-- Written task --
Can you give all the records again without altering a single character?

-- Source material --
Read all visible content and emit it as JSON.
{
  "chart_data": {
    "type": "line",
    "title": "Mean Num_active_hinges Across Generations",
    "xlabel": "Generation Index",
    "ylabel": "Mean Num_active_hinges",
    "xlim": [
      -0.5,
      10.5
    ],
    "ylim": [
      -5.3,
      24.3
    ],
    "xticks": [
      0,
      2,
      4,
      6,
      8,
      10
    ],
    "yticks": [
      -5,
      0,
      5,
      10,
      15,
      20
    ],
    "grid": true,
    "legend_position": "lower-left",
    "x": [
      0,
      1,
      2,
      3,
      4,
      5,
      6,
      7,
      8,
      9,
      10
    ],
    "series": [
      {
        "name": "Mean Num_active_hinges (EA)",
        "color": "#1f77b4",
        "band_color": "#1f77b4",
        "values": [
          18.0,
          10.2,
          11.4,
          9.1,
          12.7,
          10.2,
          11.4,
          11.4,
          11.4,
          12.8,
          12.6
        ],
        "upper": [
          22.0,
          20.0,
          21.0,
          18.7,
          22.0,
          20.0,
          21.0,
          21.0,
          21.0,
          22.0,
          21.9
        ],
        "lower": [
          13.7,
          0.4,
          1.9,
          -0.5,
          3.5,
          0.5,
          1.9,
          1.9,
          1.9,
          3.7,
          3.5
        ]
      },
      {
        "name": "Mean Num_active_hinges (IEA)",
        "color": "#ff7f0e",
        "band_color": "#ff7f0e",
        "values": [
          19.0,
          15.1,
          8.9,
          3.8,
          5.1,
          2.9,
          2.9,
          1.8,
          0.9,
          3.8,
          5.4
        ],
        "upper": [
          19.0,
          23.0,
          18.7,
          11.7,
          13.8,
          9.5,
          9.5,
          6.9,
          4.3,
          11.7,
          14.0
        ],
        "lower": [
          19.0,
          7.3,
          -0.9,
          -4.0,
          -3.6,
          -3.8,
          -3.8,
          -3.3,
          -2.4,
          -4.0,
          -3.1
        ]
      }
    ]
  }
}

-- Response to the task --
Read all visible content and emit it as JSON.
{
  "chart_data": {
    "type": "line",
    "title": "Mean Num_active_hinges Across Generations",
    "xlabel": "Generation Index",
    "ylabel": "Mean Num_active_hinges",
    "xlim": [
      -0.5,
      10.5
    ],
    "ylim": [
      -5.3,
      24.3
    ],
    "xticks": [
      0,
      2,
      4,
      6,
      8,
      10
    ],
    "yticks": [
      -5,
      0,
      5,
      10,
      15,
      20
    ],
    "grid": true,
    "legend_position": "lower-left",
    "x": [
      0,
      1,
      2,
      3,
      4,
      5,
      6,
      7,
      8,
      9,
      10
    ],
    "series": [
      {
        "name": "Mean Num_active_hinges (EA)",
        "color": "#1f77b4",
        "band_color": "#1f77b4",
        "values": [
          18.0,
          10.2,
          11.4,
          9.1,
          12.7,
          10.2,
          11.4,
          11.4,
          11.4,
          12.8,
          12.6
        ],
        "upper": [
          22.0,
          20.0,
          21.0,
          18.7,
          22.0,
          20.0,
          21.0,
          21.0,
          21.0,
          22.0,
          21.9
        ],
        "lower": [
          13.7,
          0.4,
          1.9,
          -0.5,
          3.5,
          0.5,
          1.9,
          1.9,
          1.9,
          3.7,
          3.5
        ]
      },
      {
        "name": "Mean Num_active_hinges (IEA)",
        "color": "#ff7f0e",
        "band_color": "#ff7f0e",
        "values": [
          19.0,
          15.1,
          8.9,
          3.8,
          5.1,
          2.9,
          2.9,
          1.8,
          0.9,
          3.8,
          5.4
        ],
        "upper": [
          19.0,
          23.0,
          18.7,
          11.7,
          13.8,
          9.5,
          9.5,
          6.9,
          4.3,
          11.7,
          14.0
        ],
        "lower": [
          19.0,
          7.3,
          -0.9,
          -4.0,
          -3.6,
          -3.8,
          -3.8,
          -3.3,
          -2.4,
          -4.0,
          -3.1
        ]
      }
    ]
  }
}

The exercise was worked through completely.